EXERCISE DIRECTIONS :: Find each line with the word "this" in it, then give the total alone.
===== RECORDS SUPPLIED =====
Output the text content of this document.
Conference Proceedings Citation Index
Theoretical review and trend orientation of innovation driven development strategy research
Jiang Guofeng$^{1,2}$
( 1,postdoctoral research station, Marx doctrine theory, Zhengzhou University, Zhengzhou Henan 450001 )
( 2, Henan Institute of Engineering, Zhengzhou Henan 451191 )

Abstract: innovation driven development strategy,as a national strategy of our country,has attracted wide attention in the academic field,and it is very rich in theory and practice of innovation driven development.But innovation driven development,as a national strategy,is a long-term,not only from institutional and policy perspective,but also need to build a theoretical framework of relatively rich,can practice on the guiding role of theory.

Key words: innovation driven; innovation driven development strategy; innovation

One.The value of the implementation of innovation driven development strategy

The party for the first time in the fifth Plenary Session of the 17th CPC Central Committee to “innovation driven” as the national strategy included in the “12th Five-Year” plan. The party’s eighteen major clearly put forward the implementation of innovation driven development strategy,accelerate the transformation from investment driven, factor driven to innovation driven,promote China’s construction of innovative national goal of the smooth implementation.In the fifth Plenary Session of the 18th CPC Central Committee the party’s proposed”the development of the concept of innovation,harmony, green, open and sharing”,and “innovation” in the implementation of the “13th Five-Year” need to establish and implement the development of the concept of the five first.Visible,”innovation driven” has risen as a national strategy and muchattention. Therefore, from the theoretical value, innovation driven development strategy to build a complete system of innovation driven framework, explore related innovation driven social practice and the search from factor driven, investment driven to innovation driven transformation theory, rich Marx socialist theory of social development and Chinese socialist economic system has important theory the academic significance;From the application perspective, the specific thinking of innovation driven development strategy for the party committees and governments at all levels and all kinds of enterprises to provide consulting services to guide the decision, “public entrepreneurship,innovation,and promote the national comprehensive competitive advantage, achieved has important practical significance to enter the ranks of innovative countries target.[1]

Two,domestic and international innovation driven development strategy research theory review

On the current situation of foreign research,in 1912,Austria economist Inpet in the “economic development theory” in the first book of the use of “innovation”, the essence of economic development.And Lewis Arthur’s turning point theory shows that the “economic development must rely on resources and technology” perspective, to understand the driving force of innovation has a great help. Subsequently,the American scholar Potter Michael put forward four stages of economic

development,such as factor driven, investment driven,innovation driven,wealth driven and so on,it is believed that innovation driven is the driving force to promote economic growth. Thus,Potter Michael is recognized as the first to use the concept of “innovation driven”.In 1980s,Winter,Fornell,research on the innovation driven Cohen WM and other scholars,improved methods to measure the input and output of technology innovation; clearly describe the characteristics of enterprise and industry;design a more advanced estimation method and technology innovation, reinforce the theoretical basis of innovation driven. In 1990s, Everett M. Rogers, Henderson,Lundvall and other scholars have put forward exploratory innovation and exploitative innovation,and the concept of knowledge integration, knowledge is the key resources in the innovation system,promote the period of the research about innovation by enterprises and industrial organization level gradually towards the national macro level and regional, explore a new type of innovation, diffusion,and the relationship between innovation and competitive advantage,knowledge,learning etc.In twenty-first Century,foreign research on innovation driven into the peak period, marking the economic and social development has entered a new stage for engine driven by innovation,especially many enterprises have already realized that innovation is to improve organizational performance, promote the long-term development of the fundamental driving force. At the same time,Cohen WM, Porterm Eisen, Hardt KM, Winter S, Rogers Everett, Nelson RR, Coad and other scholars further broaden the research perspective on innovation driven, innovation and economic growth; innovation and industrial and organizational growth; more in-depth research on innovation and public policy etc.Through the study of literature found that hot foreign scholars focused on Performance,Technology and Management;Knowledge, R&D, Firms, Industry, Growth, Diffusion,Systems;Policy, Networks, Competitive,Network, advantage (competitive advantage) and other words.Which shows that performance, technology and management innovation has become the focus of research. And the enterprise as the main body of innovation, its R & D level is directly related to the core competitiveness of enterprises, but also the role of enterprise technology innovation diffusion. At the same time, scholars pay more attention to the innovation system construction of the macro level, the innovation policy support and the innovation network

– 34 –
=====
===== RECORDS SUPPLIED =====
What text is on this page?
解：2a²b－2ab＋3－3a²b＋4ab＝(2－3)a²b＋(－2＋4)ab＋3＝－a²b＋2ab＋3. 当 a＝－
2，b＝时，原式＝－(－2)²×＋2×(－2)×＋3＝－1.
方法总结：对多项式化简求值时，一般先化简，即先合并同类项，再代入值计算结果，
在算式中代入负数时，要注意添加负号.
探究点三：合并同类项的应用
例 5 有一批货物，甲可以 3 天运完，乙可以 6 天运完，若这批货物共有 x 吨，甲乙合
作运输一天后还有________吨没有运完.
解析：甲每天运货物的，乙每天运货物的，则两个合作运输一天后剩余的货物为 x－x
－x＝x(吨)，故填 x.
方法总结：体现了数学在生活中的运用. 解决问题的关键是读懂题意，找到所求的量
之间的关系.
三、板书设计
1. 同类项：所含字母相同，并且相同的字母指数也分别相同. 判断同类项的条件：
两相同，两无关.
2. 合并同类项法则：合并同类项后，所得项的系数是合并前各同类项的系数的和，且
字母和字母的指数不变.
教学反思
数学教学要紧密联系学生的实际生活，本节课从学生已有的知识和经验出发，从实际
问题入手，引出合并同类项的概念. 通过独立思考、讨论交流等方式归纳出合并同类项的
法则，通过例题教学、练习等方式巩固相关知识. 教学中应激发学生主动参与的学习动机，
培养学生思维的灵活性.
=====
FINISHED ANSWER :: 2